Task objective
Go over the listing below line by line and tally those containing "JSON". Give only the tally.

Source data
::::::::
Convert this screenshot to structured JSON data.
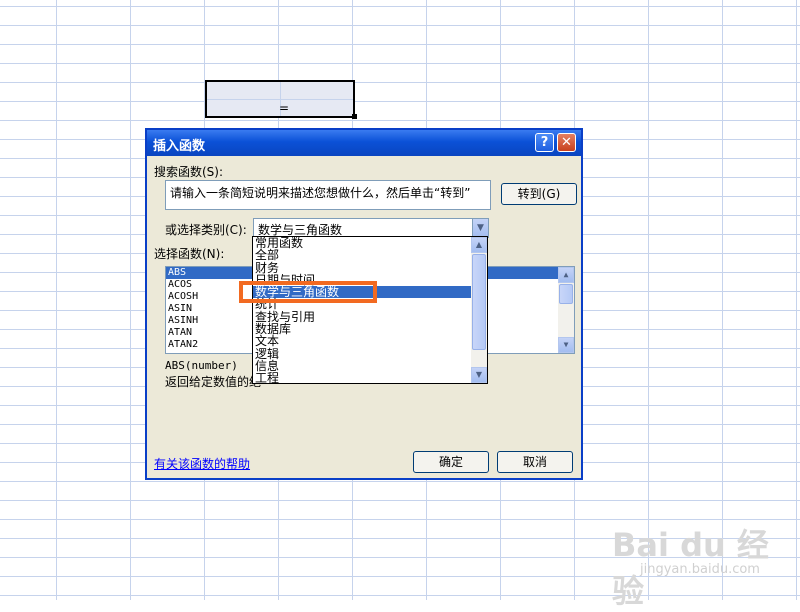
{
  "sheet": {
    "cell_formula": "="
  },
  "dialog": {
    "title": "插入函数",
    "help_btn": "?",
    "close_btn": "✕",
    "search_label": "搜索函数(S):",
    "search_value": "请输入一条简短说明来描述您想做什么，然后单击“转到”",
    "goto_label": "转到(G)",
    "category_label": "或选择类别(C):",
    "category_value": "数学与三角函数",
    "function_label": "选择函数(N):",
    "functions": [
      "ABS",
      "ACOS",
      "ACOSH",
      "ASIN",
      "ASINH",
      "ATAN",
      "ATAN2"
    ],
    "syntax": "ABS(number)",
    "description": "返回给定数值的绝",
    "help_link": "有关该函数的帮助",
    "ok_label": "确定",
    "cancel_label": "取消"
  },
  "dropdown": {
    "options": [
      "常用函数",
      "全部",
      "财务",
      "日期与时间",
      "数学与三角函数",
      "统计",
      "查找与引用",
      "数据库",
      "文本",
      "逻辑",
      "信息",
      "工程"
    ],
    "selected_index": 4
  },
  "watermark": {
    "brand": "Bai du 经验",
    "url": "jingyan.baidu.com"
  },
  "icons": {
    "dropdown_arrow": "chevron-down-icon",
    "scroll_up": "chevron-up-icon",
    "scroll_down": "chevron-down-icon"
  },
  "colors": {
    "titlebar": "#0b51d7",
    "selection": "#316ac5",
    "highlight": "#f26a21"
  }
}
::::::::
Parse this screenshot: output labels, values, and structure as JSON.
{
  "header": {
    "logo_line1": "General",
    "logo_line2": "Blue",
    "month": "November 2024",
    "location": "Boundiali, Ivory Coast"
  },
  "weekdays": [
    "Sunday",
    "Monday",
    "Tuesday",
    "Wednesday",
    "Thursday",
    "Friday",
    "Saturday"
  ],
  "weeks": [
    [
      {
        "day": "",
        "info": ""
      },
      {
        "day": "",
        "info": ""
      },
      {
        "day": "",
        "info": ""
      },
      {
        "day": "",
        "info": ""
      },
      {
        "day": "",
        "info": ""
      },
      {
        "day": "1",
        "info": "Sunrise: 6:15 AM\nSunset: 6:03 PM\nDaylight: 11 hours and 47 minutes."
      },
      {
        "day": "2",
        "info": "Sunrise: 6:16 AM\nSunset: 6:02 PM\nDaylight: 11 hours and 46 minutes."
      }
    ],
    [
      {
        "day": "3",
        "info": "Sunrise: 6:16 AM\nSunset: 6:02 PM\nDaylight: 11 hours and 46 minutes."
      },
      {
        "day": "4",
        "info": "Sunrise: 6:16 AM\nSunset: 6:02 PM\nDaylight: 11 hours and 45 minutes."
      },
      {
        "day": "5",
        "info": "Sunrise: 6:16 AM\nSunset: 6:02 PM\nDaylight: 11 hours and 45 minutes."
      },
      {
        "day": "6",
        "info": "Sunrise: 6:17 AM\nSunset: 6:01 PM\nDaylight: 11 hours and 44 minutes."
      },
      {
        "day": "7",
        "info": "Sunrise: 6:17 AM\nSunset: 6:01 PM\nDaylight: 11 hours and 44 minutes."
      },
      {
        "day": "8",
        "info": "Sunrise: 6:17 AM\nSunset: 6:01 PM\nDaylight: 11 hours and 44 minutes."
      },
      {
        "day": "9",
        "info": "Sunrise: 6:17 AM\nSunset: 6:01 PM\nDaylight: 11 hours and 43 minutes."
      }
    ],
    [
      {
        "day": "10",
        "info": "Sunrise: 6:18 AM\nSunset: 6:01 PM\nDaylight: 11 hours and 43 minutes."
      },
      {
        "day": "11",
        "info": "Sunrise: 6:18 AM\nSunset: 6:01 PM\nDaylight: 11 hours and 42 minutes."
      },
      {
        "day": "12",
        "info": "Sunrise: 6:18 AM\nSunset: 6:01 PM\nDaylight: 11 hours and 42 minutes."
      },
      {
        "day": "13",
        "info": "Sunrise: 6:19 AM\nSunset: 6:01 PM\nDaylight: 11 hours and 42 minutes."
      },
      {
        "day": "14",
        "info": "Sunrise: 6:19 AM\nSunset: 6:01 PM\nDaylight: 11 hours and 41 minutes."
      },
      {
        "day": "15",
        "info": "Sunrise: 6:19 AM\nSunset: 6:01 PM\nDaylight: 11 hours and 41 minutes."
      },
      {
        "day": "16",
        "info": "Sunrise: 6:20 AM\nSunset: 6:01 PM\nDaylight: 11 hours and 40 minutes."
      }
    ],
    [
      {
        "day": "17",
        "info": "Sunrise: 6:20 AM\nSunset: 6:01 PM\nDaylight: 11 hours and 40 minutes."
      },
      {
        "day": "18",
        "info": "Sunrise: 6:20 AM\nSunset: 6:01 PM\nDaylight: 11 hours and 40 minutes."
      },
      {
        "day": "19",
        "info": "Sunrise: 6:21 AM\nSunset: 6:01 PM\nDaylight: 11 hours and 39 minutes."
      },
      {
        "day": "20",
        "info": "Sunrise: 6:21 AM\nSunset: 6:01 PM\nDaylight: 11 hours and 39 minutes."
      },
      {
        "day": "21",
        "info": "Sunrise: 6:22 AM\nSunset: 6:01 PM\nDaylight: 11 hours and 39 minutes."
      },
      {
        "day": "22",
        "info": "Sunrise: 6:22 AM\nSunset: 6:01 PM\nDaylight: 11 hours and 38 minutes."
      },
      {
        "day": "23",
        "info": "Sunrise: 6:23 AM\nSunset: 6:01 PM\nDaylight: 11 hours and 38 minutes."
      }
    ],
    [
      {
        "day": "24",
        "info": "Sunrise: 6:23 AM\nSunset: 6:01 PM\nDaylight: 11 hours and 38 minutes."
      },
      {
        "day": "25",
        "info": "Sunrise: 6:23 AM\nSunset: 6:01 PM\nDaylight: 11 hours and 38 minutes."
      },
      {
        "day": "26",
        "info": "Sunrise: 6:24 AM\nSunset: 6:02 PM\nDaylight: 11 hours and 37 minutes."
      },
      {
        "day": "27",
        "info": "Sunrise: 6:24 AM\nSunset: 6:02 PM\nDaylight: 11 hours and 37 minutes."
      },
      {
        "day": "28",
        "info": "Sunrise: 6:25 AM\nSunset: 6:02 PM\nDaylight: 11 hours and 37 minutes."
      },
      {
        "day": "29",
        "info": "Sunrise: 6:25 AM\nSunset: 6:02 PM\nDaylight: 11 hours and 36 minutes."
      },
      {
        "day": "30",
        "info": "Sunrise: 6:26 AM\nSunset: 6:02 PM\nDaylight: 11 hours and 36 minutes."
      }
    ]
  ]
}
::::::::
Task solution
2